Stated exercise | From the entries below, count the lines with "JSON". Write only the count.

Data supplied |
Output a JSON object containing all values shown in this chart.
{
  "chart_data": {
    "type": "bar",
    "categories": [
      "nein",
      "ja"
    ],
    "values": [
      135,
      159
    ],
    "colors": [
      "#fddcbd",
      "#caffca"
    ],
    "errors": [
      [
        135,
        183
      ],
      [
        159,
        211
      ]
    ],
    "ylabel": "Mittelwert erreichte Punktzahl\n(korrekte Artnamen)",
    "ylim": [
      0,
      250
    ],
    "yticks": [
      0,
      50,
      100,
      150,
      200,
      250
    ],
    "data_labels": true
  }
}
==
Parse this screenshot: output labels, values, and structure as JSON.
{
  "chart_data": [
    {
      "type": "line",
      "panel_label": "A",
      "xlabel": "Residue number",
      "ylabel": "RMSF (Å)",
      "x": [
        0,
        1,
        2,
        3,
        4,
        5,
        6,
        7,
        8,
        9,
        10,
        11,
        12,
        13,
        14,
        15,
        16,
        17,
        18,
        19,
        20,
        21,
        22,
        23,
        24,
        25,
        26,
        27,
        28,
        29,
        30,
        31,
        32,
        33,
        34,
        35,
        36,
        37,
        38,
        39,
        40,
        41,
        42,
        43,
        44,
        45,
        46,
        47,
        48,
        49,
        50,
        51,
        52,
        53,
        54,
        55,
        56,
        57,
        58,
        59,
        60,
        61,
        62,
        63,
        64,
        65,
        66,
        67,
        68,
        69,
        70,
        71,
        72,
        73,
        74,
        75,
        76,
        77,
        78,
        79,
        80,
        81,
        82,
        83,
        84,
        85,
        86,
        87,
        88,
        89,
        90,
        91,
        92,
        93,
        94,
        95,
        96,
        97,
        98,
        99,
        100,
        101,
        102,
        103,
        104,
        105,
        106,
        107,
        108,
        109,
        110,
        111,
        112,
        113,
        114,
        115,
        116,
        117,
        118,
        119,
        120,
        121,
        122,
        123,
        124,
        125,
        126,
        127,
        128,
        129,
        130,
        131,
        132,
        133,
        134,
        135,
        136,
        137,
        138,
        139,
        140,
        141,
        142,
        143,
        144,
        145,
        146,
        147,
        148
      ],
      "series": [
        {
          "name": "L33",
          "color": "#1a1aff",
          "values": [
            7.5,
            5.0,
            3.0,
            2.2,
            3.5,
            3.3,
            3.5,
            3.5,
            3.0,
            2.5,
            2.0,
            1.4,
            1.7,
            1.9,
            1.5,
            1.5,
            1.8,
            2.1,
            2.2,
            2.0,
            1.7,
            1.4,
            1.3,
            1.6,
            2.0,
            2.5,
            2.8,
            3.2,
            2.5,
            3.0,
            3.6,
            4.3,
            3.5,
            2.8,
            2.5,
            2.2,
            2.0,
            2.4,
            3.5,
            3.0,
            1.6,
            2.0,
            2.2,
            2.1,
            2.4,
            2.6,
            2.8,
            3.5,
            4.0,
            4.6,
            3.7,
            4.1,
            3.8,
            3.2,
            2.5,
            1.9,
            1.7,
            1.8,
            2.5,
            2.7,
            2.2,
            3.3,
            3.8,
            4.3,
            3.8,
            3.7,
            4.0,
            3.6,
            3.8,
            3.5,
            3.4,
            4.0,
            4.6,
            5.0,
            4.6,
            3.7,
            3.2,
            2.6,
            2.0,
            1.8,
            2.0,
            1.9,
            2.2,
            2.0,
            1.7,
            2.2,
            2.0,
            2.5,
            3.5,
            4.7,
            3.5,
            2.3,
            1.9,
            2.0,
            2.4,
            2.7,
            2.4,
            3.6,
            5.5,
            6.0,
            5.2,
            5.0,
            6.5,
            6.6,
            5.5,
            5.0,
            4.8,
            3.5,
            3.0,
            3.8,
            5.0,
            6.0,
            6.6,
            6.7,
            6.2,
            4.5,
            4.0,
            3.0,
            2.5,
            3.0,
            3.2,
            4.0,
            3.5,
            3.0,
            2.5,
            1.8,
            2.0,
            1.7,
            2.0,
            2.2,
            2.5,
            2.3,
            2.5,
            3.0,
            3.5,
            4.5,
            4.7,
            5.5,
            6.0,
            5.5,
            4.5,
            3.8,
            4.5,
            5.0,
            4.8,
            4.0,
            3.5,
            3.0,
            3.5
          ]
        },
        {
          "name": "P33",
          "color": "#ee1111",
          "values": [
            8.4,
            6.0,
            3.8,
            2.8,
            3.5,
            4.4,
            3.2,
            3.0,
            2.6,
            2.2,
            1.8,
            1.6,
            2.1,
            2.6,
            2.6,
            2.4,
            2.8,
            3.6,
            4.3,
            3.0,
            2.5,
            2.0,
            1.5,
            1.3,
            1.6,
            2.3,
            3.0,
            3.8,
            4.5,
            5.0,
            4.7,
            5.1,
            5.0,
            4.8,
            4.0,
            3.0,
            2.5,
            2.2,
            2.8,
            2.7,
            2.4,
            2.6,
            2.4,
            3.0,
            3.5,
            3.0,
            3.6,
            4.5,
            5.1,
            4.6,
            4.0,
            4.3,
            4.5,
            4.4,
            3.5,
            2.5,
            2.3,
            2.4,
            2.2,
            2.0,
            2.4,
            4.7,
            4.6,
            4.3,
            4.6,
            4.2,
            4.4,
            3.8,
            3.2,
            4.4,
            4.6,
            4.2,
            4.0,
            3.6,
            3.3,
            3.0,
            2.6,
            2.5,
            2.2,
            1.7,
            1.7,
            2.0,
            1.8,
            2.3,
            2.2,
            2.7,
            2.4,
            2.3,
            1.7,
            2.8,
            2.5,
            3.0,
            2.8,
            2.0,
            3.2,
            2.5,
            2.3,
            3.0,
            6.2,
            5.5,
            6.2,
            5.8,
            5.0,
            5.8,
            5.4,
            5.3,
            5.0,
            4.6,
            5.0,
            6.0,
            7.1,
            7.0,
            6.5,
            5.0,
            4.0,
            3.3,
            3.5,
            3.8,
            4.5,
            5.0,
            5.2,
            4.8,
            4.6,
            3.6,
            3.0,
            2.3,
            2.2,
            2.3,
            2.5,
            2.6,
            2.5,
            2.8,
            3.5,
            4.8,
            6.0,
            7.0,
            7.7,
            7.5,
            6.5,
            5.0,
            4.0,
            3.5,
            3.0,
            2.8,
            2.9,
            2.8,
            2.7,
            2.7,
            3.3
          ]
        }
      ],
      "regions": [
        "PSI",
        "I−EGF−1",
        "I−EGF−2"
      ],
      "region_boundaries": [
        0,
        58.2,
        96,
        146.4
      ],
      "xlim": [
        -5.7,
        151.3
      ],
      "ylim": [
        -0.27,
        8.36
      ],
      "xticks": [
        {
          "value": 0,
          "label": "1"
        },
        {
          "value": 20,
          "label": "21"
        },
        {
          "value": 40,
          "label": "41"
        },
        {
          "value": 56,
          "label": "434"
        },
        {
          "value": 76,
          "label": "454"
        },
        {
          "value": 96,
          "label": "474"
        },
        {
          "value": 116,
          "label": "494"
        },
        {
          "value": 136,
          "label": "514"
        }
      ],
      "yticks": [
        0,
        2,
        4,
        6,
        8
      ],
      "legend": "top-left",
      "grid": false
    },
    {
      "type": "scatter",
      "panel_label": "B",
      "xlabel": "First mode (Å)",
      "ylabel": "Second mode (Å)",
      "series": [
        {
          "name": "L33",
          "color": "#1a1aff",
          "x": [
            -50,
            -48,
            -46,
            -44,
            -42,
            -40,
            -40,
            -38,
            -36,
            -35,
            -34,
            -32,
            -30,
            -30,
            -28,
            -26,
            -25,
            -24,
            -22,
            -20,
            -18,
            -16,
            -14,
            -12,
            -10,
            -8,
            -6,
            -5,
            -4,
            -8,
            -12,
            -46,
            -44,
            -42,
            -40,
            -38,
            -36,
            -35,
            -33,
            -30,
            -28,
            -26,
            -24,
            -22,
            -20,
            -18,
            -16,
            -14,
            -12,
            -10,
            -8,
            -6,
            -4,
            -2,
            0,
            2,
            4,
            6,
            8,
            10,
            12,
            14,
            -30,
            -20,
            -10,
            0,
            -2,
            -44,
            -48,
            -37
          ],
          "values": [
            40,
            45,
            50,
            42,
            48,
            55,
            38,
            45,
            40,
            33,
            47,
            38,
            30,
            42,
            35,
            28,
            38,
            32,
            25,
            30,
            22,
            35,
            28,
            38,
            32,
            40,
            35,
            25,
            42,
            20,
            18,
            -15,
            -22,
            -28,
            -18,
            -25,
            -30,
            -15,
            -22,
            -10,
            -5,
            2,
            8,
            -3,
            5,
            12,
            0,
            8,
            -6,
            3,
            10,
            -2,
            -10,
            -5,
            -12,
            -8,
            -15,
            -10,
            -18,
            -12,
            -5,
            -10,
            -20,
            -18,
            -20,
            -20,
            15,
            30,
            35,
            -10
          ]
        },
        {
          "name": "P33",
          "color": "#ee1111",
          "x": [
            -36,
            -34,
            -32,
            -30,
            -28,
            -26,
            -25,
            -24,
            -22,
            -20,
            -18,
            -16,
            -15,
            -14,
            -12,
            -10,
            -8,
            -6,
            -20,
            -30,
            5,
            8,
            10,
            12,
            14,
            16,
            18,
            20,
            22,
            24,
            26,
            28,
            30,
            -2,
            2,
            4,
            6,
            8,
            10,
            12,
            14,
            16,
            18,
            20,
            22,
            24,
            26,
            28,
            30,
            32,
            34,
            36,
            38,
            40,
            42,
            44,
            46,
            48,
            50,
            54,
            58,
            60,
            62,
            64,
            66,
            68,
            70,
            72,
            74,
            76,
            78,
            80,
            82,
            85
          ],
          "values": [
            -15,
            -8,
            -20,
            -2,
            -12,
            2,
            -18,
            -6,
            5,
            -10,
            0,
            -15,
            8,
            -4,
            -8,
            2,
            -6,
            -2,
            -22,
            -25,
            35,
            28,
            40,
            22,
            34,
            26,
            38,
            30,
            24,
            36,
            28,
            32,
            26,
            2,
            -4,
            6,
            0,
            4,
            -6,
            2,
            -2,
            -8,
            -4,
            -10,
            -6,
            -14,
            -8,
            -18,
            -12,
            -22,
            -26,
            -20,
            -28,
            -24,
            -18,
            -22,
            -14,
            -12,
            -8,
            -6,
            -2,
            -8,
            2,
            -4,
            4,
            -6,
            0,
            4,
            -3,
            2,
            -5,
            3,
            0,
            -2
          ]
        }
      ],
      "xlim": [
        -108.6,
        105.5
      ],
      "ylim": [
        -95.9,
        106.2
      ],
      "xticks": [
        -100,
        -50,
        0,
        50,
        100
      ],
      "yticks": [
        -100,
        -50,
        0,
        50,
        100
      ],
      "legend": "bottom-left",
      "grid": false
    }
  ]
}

Result for this task | 2